■ **Exercise tasks**:
**1.** In the passage on evaluating scientific research, why is it normally impossible to fully anticipate the steps needed to bring about a final product?
**2.** Extend the passage on evaluating scientific research, picking up right after its last words.

#### Selection ####

Scientific research and development activities, however, are not easily
amenable to objective evaluation. In the first place, working at the frontier
of knowledge, scientists can rightly claim that it is upon them to evaluate
their own work, or, at least, that no such evaluation can be carried out
without their active participation. It follows that scientific research
entails a necessary element of self-evaluation and control, which may lead
in turn to difficult problems of professional and institutional self-protection
and deception.(1)
Second, scientific research and development are usually open-ended activities,
in the sense that it is difficult or even impossible to determine in advance
their final product. There are, of course, significant differences between
more academic or "pure" and more applied fields of research. However,
even when precise specifications of final products do exist, it is normally
impossible to fully anticipate the steps required to bring them about, since
such steps constitute an integral part of the research effort.
Finally, there is hardly any consensus as to the specific meaning of "performance"

#### Given entries ####

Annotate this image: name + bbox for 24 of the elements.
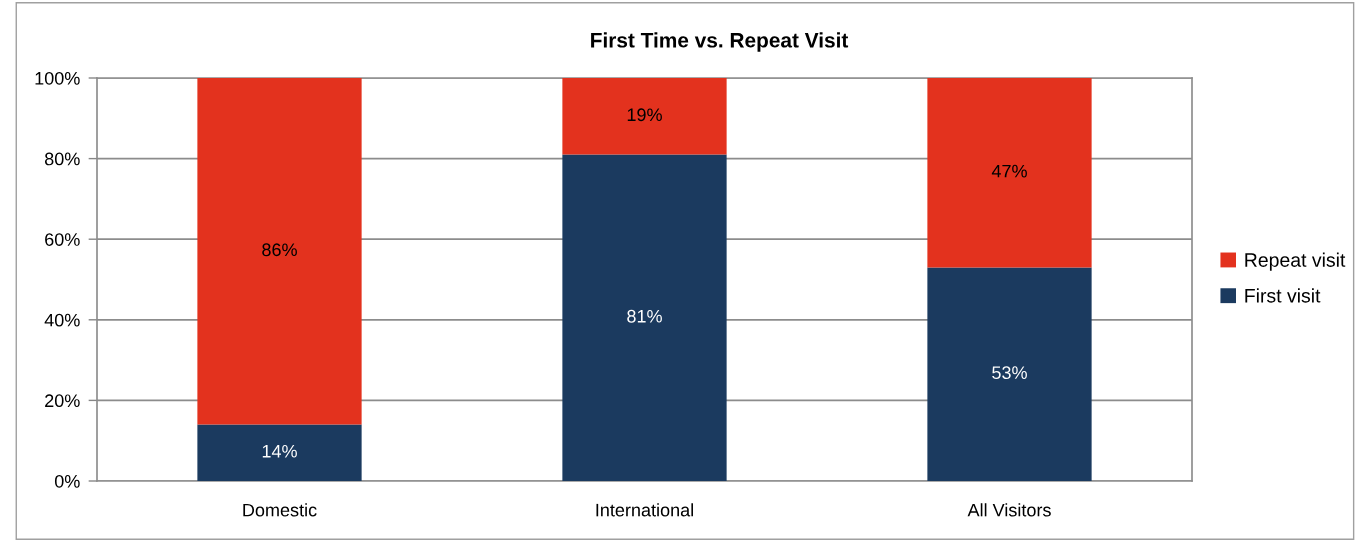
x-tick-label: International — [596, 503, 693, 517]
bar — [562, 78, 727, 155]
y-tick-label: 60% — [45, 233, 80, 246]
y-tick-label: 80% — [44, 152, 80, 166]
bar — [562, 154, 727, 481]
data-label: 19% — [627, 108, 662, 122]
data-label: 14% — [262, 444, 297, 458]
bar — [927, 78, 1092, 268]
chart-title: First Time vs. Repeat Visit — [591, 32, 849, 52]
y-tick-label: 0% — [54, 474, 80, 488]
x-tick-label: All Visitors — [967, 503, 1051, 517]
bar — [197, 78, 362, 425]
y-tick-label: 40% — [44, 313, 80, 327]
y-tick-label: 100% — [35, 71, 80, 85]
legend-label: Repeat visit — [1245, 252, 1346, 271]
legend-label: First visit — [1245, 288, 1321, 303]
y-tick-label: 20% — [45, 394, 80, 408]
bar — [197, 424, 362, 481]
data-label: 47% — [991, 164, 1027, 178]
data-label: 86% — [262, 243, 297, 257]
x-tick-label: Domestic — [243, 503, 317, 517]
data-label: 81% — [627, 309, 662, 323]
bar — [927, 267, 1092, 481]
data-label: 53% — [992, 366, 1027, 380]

####

■ **Solved problems**:
**1.** Because such steps constitute an integral part of the research effort.

**2.**
and quality. Thus, the problem of scientific research evaluation is not
only that there are no clear and indisputable judgmental parameters and
procedures but also that scientists, policymakers and relevant public have
different and often contradictory expectations regarding the outcomes of
scientific work as well as the standards of excellence by which it should
be evaluated.
2 - R&D
evaluation in developing countries
Research and development evaluation in countries which do not have a firmly
established science and technology tradition poses further difficulties.
It remains a matter of scholarly dispute which were the precise mechanisms
that led countries such as Germany, England, France and the United States
to play a central role in the development of modern science and technology.
It is generally accepted, however, that the emergence of advanced scientific
centers was historically linked with the existence of strong and fairly
autonomous universities, intensive industrialization and the diffusion of
social values which stressed the centrality of reason and empirical knowledge
and placed a premium on individual effort.(2)
Government support and sponsorship of scientific and technological research
was another important component of past national experiences, but not necessarily
the major one. In modern times, however, there is a clear parallel between
the roles played by governments in science and technology and in economic
development. Latecomers to the industrial world display higher levels of
state participation in the economy than first comers(3).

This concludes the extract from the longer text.